-- INPUT DATA start --

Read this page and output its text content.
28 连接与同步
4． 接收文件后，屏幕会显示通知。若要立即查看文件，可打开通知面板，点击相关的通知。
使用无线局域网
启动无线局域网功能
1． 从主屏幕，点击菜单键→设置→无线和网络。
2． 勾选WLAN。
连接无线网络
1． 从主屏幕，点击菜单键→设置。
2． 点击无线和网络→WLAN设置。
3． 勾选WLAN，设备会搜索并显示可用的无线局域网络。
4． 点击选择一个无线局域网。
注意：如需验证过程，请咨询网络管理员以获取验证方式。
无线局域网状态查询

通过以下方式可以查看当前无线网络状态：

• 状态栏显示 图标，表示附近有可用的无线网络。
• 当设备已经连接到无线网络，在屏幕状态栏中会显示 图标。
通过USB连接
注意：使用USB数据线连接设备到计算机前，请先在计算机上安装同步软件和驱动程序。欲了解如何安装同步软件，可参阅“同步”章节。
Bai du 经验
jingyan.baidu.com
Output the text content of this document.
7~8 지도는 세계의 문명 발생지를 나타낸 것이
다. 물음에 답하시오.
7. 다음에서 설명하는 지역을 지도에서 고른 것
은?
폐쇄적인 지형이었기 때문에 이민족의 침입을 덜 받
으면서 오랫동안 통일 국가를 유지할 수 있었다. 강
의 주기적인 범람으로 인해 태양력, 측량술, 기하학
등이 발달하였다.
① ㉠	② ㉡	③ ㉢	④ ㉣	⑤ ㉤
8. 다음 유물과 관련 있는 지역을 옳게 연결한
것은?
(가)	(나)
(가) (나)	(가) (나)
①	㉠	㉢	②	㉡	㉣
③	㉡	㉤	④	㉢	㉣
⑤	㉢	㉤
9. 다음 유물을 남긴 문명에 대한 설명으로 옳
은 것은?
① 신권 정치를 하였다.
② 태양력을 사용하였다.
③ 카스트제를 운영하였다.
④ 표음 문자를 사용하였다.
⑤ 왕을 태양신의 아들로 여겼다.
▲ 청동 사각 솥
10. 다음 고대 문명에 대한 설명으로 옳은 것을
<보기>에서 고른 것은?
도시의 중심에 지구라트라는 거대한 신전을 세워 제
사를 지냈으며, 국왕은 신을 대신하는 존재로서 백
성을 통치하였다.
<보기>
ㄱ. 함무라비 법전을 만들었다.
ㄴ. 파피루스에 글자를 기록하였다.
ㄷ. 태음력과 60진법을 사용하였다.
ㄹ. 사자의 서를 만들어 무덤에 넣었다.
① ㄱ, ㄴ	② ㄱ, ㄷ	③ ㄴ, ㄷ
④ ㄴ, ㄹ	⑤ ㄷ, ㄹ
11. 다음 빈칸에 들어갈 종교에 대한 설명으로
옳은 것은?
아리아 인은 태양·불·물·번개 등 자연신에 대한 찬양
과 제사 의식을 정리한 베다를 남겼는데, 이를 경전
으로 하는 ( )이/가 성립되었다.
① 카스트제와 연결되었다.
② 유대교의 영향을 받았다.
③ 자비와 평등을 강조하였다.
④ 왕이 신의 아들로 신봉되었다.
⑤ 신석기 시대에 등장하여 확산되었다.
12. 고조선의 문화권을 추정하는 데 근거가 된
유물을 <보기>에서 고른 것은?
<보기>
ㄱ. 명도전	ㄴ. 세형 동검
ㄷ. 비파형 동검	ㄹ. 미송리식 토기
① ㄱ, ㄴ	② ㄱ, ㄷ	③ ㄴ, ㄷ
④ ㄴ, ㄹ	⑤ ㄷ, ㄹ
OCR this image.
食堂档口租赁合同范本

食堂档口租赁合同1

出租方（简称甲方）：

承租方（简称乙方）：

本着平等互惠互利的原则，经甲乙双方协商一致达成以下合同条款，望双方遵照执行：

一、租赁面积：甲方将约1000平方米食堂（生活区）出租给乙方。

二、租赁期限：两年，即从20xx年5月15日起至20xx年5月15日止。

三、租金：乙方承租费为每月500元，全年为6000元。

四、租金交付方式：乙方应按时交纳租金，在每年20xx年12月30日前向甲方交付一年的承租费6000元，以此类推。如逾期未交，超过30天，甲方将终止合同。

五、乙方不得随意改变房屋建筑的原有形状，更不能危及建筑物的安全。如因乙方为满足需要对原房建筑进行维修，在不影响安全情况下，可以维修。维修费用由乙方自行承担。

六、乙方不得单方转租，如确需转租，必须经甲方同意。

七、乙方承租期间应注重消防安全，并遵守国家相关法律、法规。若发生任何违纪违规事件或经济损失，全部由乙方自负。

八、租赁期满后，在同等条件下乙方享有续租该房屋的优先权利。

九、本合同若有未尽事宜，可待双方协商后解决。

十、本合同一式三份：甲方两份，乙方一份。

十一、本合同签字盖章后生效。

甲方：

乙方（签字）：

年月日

-- INPUT DATA end --

[DIRECTIONS FOR THIS TASK] Write out every line from the entries where "勾选WLAN" appears.

[ANSWER FOR THIS EXERCISE]
2． 勾选WLAN。
3． 勾选WLAN，设备会搜索并显示可用的无线局域网络。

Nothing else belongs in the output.